## begin PROVIDED MATERIAL

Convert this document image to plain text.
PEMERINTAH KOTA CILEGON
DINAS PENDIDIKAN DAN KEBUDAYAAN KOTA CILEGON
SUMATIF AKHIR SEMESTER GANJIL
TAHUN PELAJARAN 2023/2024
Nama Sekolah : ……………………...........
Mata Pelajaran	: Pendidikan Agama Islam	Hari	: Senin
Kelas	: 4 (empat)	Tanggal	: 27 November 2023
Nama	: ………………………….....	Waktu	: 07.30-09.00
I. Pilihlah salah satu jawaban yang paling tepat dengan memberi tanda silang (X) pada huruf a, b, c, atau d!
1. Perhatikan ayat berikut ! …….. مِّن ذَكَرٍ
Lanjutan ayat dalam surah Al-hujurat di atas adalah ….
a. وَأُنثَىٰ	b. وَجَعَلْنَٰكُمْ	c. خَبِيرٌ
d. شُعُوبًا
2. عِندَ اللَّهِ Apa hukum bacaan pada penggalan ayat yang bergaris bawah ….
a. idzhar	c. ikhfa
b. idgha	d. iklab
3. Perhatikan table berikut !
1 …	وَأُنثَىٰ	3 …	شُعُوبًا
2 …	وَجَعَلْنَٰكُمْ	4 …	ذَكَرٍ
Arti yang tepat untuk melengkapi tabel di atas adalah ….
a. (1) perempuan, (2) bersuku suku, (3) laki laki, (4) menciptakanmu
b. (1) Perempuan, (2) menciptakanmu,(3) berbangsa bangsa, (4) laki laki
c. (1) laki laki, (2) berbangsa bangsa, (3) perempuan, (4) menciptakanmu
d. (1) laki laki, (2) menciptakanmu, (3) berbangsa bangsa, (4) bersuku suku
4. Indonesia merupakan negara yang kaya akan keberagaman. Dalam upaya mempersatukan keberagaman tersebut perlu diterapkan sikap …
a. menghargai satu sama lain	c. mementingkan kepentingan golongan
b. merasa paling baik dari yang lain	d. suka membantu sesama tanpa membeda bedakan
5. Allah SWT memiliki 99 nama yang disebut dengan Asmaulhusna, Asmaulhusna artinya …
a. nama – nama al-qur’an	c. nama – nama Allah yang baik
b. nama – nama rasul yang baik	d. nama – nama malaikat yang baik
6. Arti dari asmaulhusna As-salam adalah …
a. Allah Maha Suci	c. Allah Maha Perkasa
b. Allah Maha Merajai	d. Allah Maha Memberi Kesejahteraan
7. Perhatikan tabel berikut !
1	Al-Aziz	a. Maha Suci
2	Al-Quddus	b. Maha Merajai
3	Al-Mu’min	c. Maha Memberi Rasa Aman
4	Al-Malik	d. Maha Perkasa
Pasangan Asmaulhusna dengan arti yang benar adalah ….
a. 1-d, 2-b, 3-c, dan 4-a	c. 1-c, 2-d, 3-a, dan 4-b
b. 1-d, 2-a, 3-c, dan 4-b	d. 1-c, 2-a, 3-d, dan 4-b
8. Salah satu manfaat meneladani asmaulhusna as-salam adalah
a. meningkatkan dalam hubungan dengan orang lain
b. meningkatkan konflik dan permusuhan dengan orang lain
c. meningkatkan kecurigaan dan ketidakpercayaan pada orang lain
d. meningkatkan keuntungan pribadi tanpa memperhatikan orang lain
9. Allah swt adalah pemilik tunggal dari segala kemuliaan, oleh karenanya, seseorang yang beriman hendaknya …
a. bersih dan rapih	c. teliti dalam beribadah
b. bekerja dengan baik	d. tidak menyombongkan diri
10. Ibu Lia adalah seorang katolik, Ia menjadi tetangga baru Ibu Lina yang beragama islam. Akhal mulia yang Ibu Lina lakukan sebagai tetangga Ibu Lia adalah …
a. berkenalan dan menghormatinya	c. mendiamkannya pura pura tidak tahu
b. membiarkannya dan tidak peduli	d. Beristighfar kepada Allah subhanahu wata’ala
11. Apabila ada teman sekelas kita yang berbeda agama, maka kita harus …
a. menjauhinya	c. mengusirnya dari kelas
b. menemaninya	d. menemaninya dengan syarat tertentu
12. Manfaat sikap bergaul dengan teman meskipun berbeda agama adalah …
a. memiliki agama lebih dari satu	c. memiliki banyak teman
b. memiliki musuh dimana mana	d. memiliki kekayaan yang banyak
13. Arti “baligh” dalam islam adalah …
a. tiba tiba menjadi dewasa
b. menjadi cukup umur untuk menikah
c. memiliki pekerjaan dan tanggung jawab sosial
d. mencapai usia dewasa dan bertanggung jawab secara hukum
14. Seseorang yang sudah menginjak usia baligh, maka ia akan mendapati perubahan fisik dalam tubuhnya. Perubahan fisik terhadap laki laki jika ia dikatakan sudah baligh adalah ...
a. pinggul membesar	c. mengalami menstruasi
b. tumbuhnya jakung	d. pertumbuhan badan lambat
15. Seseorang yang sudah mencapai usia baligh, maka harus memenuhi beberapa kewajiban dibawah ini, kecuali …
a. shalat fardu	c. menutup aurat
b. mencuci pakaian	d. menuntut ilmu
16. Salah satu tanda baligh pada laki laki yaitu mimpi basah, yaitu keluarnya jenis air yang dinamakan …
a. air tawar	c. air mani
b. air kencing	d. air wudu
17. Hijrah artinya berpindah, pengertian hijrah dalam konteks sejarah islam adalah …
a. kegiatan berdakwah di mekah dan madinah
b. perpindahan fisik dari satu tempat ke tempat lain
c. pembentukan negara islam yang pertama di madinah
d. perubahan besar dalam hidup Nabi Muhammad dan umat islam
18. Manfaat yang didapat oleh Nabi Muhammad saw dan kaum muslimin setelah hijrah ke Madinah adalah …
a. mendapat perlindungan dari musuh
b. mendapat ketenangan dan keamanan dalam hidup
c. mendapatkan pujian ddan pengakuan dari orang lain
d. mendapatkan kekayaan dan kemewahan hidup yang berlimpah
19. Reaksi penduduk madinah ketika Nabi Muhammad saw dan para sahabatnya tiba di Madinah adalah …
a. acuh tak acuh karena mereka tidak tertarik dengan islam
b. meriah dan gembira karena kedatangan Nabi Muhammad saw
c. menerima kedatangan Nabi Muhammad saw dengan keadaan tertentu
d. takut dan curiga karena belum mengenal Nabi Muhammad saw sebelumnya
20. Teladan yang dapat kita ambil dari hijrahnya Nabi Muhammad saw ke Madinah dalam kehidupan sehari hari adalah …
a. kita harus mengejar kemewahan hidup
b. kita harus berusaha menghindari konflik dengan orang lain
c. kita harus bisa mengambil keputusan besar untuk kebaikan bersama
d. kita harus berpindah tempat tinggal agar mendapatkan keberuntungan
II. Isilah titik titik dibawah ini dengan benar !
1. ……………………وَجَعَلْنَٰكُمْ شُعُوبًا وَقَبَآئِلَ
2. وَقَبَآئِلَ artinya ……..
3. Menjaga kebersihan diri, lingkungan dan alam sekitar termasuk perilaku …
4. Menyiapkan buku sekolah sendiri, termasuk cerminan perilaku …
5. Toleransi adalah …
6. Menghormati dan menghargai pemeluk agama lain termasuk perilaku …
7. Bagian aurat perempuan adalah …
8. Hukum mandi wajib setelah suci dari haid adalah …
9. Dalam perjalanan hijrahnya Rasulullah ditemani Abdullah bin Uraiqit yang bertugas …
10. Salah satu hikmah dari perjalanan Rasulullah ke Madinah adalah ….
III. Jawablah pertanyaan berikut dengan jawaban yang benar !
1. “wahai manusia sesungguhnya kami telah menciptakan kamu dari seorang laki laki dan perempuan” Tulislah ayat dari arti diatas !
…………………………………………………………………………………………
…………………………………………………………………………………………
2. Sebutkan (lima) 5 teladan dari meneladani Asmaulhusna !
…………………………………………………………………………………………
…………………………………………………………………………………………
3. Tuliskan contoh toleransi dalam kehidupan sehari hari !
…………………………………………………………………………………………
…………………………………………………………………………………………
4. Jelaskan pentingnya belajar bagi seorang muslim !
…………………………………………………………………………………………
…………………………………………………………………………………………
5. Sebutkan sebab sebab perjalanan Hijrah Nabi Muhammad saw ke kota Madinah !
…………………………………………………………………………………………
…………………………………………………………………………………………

## end PROVIDED MATERIAL

WHAT IS REQUIRED
Gather all lines from the listing above in which "tabel" occurs.

THE RESULT
Arti yang tepat untuk melengkapi tabel di atas adalah ….
7. Perhatikan tabel berikut !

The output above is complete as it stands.